Extracted records
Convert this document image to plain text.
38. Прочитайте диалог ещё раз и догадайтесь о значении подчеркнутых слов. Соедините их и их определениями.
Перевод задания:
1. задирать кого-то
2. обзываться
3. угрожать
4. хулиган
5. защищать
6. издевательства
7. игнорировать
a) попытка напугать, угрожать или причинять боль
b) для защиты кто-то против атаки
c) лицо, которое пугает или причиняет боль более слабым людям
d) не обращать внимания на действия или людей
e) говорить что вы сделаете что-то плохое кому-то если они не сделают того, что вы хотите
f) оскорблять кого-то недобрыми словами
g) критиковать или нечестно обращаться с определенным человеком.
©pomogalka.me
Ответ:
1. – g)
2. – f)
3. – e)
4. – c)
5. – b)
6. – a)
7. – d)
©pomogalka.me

What to work on: Reproduce every line of the material above exactly.

Result of the exercise:
Convert this document image to plain text.
38. Прочитайте диалог ещё раз и догадайтесь о значении подчеркнутых слов. Соедините их и их определениями.
Перевод задания:
1. задирать кого-то
2. обзываться
3. угрожать
4. хулиган
5. защищать
6. издевательства
7. игнорировать
a) попытка напугать, угрожать или причинять боль
b) для защиты кто-то против атаки
c) лицо, которое пугает или причиняет боль более слабым людям
d) не обращать внимания на действия или людей
e) говорить что вы сделаете что-то плохое кому-то если они не сделают того, что вы хотите
f) оскорблять кого-то недобрыми словами
g) критиковать или нечестно обращаться с определенным человеком.
©pomogalka.me
Ответ:
1. – g)
2. – f)
3. – e)
4. – c)
5. – b)
6. – a)
7. – d)
©pomogalka.me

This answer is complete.